SET TASK: State the number of lines that contain "from", with no other text.

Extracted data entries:
******************************

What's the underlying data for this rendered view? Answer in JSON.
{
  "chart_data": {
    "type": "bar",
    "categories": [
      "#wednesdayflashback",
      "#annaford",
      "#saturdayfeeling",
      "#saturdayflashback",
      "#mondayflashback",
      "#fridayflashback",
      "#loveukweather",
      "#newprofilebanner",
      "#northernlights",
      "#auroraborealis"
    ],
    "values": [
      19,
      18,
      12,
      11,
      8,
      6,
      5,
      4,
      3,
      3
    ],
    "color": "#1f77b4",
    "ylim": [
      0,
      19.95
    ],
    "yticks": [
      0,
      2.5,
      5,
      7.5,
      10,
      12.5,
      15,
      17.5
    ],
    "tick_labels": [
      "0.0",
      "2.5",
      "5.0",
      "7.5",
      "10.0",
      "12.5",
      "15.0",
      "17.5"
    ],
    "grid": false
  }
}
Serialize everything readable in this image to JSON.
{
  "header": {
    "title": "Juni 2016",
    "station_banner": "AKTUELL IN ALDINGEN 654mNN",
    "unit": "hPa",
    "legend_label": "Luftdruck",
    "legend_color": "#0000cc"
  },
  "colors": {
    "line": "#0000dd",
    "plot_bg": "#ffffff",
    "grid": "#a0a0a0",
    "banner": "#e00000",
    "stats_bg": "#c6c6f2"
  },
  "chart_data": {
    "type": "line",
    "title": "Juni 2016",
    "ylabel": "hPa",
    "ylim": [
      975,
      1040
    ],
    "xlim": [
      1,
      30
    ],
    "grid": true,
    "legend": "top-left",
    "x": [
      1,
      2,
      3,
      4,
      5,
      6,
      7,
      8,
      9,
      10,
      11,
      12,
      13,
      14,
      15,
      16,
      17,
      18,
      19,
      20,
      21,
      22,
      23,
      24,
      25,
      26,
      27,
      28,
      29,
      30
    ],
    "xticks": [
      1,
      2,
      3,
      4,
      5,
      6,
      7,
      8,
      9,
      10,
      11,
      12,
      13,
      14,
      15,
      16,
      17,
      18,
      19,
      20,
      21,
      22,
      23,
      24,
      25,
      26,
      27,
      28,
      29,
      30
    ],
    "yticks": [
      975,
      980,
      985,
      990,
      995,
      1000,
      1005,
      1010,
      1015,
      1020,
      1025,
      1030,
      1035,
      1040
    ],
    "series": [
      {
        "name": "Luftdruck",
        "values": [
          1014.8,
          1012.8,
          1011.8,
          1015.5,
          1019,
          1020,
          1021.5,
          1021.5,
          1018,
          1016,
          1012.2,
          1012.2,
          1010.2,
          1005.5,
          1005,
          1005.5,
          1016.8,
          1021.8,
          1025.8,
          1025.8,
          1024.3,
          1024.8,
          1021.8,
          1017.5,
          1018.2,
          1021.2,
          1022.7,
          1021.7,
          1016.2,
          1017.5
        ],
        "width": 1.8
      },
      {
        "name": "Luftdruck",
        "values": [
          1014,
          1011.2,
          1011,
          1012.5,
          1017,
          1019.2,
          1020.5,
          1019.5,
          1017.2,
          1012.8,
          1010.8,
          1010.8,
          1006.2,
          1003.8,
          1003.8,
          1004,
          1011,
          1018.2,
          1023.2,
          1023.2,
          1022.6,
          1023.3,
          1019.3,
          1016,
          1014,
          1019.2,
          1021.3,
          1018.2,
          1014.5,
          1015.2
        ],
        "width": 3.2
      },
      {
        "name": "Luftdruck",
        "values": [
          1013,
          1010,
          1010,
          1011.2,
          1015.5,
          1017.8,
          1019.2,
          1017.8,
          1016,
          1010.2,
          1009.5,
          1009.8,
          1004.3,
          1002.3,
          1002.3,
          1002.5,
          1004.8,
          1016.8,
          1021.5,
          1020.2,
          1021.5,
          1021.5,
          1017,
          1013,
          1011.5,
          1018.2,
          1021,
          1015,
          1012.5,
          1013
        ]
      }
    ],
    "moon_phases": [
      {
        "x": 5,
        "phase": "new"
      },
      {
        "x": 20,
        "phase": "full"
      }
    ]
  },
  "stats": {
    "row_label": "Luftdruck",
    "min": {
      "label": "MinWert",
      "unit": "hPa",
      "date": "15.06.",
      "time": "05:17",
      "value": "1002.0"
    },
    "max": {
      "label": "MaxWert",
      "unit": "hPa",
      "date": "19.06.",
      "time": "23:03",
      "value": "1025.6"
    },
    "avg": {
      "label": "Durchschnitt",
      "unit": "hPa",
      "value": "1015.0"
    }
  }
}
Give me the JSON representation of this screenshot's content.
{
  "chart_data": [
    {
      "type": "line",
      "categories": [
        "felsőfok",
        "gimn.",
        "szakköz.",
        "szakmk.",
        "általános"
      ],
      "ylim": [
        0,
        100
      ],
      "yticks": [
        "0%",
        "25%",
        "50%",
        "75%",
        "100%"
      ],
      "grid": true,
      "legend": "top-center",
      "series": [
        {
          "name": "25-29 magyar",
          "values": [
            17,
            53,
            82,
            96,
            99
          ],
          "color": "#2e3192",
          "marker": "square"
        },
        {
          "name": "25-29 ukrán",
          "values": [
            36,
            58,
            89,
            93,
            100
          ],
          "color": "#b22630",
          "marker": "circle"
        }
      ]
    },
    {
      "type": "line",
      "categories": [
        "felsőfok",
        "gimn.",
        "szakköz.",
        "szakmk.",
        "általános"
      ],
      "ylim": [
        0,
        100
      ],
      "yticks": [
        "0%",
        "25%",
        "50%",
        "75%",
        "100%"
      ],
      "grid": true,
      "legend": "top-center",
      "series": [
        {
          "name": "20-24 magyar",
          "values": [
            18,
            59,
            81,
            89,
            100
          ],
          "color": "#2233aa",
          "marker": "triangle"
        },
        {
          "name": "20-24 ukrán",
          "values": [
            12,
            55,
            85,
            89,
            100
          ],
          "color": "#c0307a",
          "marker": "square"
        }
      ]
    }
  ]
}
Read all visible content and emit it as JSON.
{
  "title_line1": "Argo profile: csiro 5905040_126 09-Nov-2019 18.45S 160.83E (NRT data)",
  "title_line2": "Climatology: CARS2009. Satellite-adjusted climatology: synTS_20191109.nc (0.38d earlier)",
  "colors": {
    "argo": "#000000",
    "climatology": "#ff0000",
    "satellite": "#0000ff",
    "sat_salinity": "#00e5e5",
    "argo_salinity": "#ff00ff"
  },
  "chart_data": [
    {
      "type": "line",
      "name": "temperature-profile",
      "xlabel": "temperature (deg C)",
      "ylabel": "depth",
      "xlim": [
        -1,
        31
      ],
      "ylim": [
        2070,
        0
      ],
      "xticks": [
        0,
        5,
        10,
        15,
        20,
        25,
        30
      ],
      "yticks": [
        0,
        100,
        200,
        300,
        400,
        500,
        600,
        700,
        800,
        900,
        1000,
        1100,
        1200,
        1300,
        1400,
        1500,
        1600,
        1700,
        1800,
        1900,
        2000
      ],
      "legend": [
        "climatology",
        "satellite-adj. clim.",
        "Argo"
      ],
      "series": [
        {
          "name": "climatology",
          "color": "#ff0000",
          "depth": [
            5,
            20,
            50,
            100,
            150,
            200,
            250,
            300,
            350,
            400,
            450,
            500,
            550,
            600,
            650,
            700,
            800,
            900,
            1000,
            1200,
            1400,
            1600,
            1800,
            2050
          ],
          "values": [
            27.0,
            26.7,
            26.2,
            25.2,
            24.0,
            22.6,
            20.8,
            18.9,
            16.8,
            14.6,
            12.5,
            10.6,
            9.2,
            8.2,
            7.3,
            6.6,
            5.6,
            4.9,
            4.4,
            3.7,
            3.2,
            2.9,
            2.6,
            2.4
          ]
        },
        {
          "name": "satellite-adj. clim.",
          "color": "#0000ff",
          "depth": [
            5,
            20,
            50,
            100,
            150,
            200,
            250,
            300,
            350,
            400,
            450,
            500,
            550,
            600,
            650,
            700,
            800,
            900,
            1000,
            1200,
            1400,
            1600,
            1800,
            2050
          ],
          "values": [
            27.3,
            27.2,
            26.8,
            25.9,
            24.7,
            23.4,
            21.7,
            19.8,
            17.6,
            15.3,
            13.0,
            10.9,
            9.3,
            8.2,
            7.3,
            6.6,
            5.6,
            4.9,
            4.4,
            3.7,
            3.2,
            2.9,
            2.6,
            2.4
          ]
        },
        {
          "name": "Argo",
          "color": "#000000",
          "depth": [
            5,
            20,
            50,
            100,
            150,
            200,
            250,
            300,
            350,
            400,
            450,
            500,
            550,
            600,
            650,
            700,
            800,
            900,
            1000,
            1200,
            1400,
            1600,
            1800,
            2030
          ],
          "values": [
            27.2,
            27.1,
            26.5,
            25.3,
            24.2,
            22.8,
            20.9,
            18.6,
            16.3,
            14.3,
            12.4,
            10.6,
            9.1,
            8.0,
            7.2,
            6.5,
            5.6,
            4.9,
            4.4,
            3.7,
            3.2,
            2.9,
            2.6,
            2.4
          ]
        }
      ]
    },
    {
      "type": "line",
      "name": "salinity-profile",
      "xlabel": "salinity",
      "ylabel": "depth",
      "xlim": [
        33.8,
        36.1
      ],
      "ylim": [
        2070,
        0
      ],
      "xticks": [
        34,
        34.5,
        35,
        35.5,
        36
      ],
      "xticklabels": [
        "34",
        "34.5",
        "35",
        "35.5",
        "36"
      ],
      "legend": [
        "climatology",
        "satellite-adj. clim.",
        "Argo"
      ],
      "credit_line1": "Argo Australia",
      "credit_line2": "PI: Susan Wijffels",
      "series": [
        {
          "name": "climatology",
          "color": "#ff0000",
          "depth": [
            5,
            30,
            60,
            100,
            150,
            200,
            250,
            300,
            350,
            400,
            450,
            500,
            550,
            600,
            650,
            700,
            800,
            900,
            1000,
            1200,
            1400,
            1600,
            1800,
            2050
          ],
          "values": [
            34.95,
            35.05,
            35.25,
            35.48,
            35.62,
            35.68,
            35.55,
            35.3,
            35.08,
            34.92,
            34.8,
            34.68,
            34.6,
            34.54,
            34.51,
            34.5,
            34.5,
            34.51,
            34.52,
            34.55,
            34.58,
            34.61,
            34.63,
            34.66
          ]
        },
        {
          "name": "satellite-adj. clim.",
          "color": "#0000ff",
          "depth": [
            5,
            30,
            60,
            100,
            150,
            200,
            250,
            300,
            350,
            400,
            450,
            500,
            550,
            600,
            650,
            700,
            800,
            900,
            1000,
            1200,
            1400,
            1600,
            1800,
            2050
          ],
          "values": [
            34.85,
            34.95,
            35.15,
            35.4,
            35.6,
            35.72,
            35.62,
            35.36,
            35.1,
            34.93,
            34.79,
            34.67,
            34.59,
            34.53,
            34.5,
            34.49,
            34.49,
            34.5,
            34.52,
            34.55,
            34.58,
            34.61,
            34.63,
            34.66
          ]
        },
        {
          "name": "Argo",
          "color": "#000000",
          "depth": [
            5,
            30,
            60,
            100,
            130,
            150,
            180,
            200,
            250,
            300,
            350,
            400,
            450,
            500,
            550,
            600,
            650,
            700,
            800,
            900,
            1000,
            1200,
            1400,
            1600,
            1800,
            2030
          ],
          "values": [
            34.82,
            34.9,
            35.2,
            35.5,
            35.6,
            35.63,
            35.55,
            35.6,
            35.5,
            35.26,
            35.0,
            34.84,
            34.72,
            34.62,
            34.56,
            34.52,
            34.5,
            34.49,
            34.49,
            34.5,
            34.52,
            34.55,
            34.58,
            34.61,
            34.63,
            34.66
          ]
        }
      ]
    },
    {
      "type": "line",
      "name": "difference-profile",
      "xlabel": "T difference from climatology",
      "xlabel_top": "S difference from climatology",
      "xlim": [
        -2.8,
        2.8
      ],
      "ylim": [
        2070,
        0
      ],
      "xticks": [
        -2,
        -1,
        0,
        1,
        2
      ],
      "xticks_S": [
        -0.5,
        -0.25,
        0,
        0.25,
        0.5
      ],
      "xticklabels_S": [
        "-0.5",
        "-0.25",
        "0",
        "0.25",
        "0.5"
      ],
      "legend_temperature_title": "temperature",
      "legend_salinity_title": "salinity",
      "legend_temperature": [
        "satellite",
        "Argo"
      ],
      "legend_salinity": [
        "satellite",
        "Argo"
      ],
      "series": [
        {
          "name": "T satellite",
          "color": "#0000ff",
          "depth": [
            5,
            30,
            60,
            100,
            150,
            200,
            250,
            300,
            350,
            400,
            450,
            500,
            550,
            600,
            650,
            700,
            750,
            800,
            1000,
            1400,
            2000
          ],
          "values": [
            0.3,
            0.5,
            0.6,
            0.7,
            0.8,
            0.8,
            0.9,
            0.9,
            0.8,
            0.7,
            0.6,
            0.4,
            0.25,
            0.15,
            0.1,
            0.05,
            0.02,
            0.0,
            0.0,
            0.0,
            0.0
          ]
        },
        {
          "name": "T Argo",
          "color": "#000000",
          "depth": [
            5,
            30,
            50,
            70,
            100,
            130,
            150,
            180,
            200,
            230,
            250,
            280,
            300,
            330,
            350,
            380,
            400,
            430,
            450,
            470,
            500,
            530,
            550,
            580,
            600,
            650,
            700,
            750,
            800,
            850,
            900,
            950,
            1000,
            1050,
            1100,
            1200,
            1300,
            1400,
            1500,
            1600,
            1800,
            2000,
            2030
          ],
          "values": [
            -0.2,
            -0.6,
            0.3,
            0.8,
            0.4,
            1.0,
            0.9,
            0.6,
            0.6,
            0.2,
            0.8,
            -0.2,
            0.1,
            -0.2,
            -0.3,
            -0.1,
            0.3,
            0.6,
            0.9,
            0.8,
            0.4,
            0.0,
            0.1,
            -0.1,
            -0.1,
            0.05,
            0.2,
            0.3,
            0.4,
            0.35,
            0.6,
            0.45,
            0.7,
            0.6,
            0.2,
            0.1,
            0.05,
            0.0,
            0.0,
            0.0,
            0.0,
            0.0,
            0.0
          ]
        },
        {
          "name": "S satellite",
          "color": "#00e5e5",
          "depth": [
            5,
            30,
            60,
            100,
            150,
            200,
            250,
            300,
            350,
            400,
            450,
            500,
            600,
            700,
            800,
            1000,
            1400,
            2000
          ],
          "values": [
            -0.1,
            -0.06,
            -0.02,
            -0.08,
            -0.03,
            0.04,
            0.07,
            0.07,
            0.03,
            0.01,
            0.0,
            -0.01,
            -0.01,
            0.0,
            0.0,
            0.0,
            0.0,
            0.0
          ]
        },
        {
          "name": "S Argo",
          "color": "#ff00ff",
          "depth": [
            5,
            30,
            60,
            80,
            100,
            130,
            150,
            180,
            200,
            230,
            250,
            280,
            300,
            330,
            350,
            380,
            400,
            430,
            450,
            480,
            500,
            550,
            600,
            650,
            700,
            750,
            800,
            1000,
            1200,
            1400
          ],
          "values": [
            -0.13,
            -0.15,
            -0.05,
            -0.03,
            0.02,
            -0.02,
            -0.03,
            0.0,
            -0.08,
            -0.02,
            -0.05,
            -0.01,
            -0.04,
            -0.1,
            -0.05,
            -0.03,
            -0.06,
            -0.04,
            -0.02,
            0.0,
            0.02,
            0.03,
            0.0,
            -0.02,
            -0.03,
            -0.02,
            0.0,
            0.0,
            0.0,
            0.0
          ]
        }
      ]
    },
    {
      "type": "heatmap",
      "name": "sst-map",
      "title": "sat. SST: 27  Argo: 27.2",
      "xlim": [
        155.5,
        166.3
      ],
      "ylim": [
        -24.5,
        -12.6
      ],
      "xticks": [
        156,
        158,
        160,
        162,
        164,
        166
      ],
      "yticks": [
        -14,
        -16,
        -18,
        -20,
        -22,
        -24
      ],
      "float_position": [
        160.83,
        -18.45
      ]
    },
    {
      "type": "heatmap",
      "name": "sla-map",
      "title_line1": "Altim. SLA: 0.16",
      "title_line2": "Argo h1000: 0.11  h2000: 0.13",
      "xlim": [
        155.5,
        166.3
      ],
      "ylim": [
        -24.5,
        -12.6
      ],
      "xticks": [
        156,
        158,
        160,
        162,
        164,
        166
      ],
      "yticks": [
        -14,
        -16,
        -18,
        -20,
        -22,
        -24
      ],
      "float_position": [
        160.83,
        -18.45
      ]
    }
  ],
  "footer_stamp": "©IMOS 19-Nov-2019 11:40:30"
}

******************************

SOLUTION: 2